◆ Problem requirements: Write out the records below once more, exactly as they stand.

**********

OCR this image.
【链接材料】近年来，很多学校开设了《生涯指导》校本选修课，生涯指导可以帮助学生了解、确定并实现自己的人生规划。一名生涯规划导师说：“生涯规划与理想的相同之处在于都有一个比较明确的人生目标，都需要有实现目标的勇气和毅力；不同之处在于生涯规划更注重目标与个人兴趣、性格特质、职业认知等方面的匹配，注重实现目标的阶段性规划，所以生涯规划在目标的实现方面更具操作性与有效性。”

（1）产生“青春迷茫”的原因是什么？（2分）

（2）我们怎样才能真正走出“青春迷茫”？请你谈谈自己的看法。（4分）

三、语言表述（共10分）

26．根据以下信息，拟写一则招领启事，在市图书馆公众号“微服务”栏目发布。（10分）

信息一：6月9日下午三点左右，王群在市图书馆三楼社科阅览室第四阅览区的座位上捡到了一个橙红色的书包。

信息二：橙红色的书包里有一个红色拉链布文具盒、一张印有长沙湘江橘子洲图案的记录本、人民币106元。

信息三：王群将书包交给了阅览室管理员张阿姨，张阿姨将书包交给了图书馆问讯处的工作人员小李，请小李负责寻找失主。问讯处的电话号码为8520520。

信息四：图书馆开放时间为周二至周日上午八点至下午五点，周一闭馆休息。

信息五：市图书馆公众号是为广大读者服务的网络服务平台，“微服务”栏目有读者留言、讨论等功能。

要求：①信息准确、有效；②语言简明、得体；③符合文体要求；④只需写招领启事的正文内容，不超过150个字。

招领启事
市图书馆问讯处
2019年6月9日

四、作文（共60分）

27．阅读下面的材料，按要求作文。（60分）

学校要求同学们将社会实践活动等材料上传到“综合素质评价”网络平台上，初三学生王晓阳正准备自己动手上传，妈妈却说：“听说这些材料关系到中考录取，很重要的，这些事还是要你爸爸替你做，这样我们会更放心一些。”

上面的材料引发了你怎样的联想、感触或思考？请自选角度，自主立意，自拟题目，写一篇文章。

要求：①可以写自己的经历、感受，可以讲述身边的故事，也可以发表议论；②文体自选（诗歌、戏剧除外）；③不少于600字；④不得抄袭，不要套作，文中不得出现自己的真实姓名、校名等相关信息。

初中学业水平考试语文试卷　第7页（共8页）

**********

◆ Answer to this exercise:
OCR this image.
【链接材料】近年来，很多学校开设了《生涯指导》校本选修课，生涯指导可以帮助学生了解、确定并实现自己的人生规划。一名生涯规划导师说：“生涯规划与理想的相同之处在于都有一个比较明确的人生目标，都需要有实现目标的勇气和毅力；不同之处在于生涯规划更注重目标与个人兴趣、性格特质、职业认知等方面的匹配，注重实现目标的阶段性规划，所以生涯规划在目标的实现方面更具操作性与有效性。”

（1）产生“青春迷茫”的原因是什么？（2分）

（2）我们怎样才能真正走出“青春迷茫”？请你谈谈自己的看法。（4分）

三、语言表述（共10分）

26．根据以下信息，拟写一则招领启事，在市图书馆公众号“微服务”栏目发布。（10分）

信息一：6月9日下午三点左右，王群在市图书馆三楼社科阅览室第四阅览区的座位上捡到了一个橙红色的书包。

信息二：橙红色的书包里有一个红色拉链布文具盒、一张印有长沙湘江橘子洲图案的记录本、人民币106元。

信息三：王群将书包交给了阅览室管理员张阿姨，张阿姨将书包交给了图书馆问讯处的工作人员小李，请小李负责寻找失主。问讯处的电话号码为8520520。

信息四：图书馆开放时间为周二至周日上午八点至下午五点，周一闭馆休息。

信息五：市图书馆公众号是为广大读者服务的网络服务平台，“微服务”栏目有读者留言、讨论等功能。

要求：①信息准确、有效；②语言简明、得体；③符合文体要求；④只需写招领启事的正文内容，不超过150个字。

招领启事
市图书馆问讯处
2019年6月9日

四、作文（共60分）

27．阅读下面的材料，按要求作文。（60分）

学校要求同学们将社会实践活动等材料上传到“综合素质评价”网络平台上，初三学生王晓阳正准备自己动手上传，妈妈却说：“听说这些材料关系到中考录取，很重要的，这些事还是要你爸爸替你做，这样我们会更放心一些。”

上面的材料引发了你怎样的联想、感触或思考？请自选角度，自主立意，自拟题目，写一篇文章。

要求：①可以写自己的经历、感受，可以讲述身边的故事，也可以发表议论；②文体自选（诗歌、戏剧除外）；③不少于600字；④不得抄袭，不要套作，文中不得出现自己的真实姓名、校名等相关信息。

初中学业水平考试语文试卷　第7页（共8页）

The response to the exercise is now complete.